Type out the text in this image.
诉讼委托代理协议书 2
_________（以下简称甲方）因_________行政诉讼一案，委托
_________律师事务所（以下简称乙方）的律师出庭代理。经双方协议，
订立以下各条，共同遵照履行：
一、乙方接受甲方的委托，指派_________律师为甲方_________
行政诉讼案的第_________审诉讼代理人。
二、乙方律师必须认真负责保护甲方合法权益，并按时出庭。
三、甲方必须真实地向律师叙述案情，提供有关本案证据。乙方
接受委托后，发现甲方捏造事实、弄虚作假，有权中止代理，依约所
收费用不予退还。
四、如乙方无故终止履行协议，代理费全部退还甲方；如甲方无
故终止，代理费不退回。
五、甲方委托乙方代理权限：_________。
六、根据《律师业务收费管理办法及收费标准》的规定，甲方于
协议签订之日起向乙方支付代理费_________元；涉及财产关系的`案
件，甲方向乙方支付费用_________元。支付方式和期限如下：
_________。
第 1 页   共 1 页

....

Written problem — Exactly reproduce every line of the data above.

Full response —
Type out the text in this image.
诉讼委托代理协议书 2
_________（以下简称甲方）因_________行政诉讼一案，委托
_________律师事务所（以下简称乙方）的律师出庭代理。经双方协议，
订立以下各条，共同遵照履行：
一、乙方接受甲方的委托，指派_________律师为甲方_________
行政诉讼案的第_________审诉讼代理人。
二、乙方律师必须认真负责保护甲方合法权益，并按时出庭。
三、甲方必须真实地向律师叙述案情，提供有关本案证据。乙方
接受委托后，发现甲方捏造事实、弄虚作假，有权中止代理，依约所
收费用不予退还。
四、如乙方无故终止履行协议，代理费全部退还甲方；如甲方无
故终止，代理费不退回。
五、甲方委托乙方代理权限：_________。
六、根据《律师业务收费管理办法及收费标准》的规定，甲方于
协议签订之日起向乙方支付代理费_________元；涉及财产关系的`案
件，甲方向乙方支付费用_________元。支付方式和期限如下：
_________。
第 1 页   共 1 页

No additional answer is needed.